Figure record listings

====================

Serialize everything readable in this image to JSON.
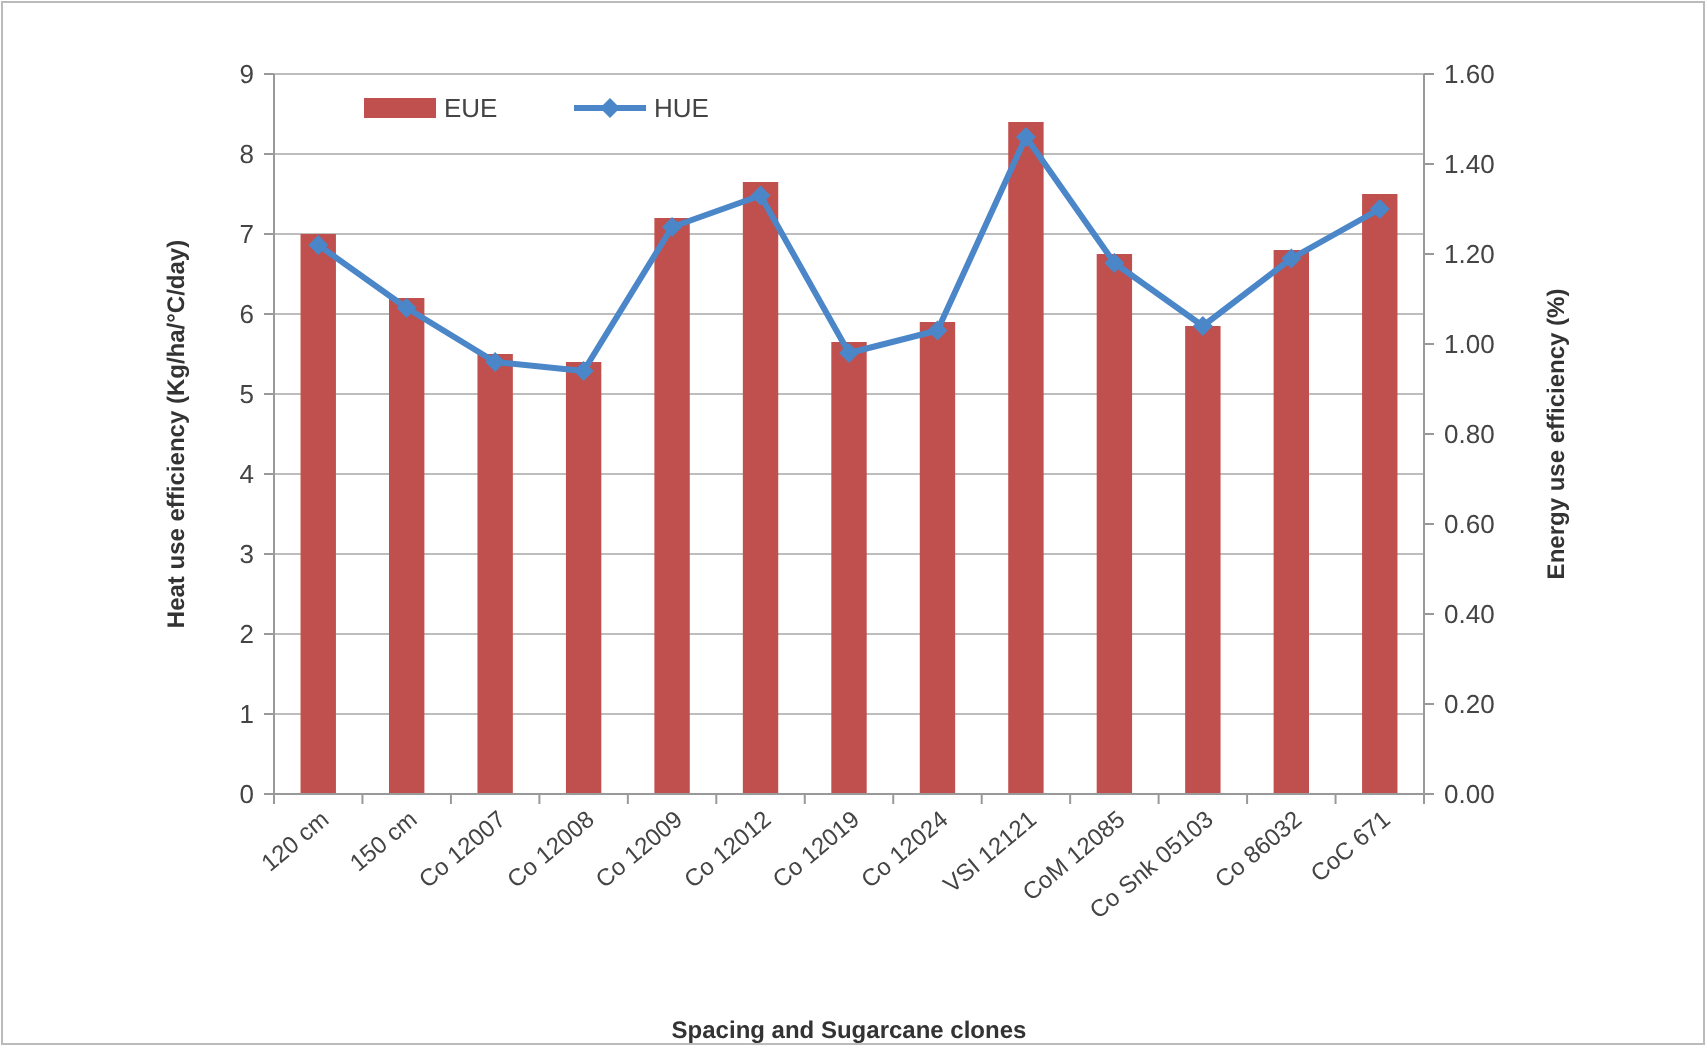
{
  "chart_data": {
    "type": "bar",
    "xlabel": "Spacing and Sugarcane clones",
    "ylabel": "Heat use efficiency (Kg/ha/°C/day)",
    "y2label": "Energy use efficiency (%)",
    "categories": [
      "120 cm",
      "150 cm",
      "Co 12007",
      "Co 12008",
      "Co 12009",
      "Co 12012",
      "Co 12019",
      "Co 12024",
      "VSI 12121",
      "CoM 12085",
      "Co Snk 05103",
      "Co 86032",
      "CoC 671"
    ],
    "series": [
      {
        "name": "EUE",
        "color": "#c0504d",
        "values": [
          7.0,
          6.2,
          5.5,
          5.4,
          7.2,
          7.65,
          5.65,
          5.9,
          8.4,
          6.75,
          5.85,
          6.8,
          7.5
        ]
      },
      {
        "name": "HUE",
        "type": "line",
        "axis": "y2",
        "color": "#4a86c8",
        "marker": "diamond",
        "values": [
          1.22,
          1.08,
          0.96,
          0.94,
          1.26,
          1.33,
          0.98,
          1.03,
          1.46,
          1.18,
          1.04,
          1.19,
          1.3
        ]
      }
    ],
    "ylim": [
      0,
      9
    ],
    "yticks": [
      0,
      1,
      2,
      3,
      4,
      5,
      6,
      7,
      8,
      9
    ],
    "y2lim": [
      0,
      1.6
    ],
    "y2ticks": [
      {
        "value": 0,
        "label": "0.00"
      },
      {
        "value": 0.2,
        "label": "0.20"
      },
      {
        "value": 0.4,
        "label": "0.40"
      },
      {
        "value": 0.6,
        "label": "0.60"
      },
      {
        "value": 0.8,
        "label": "0.80"
      },
      {
        "value": 1.0,
        "label": "1.00"
      },
      {
        "value": 1.2,
        "label": "1.20"
      },
      {
        "value": 1.4,
        "label": "1.40"
      },
      {
        "value": 1.6,
        "label": "1.60"
      }
    ],
    "grid": "y",
    "legend": "top left"
  }
}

====================

# EXERCISE INSTRUCTIONS:
Pictures are to be left out; all else in the entries above is to be quoted exactly.

# EXERCISE RESULT:
Serialize everything readable in this image to JSON.
{
  "chart_data": {
    "type": "bar",
    "xlabel": "Spacing and Sugarcane clones",
    "ylabel": "Heat use efficiency (Kg/ha/°C/day)",
    "y2label": "Energy use efficiency (%)",
    "categories": [
      "120 cm",
      "150 cm",
      "Co 12007",
      "Co 12008",
      "Co 12009",
      "Co 12012",
      "Co 12019",
      "Co 12024",
      "VSI 12121",
      "CoM 12085",
      "Co Snk 05103",
      "Co 86032",
      "CoC 671"
    ],
    "series": [
      {
        "name": "EUE",
        "color": "#c0504d",
        "values": [
          7.0,
          6.2,
          5.5,
          5.4,
          7.2,
          7.65,
          5.65,
          5.9,
          8.4,
          6.75,
          5.85,
          6.8,
          7.5
        ]
      },
      {
        "name": "HUE",
        "type": "line",
        "axis": "y2",
        "color": "#4a86c8",
        "marker": "diamond",
        "values": [
          1.22,
          1.08,
          0.96,
          0.94,
          1.26,
          1.33,
          0.98,
          1.03,
          1.46,
          1.18,
          1.04,
          1.19,
          1.3
        ]
      }
    ],
    "ylim": [
      0,
      9
    ],
    "yticks": [
      0,
      1,
      2,
      3,
      4,
      5,
      6,
      7,
      8,
      9
    ],
    "y2lim": [
      0,
      1.6
    ],
    "y2ticks": [
      {
        "value": 0,
        "label": "0.00"
      },
      {
        "value": 0.2,
        "label": "0.20"
      },
      {
        "value": 0.4,
        "label": "0.40"
      },
      {
        "value": 0.6,
        "label": "0.60"
      },
      {
        "value": 0.8,
        "label": "0.80"
      },
      {
        "value": 1.0,
        "label": "1.00"
      },
      {
        "value": 1.2,
        "label": "1.20"
      },
      {
        "value": 1.4,
        "label": "1.40"
      },
      {
        "value": 1.6,
        "label": "1.60"
      }
    ],
    "grid": "y",
    "legend": "top left"
  }
}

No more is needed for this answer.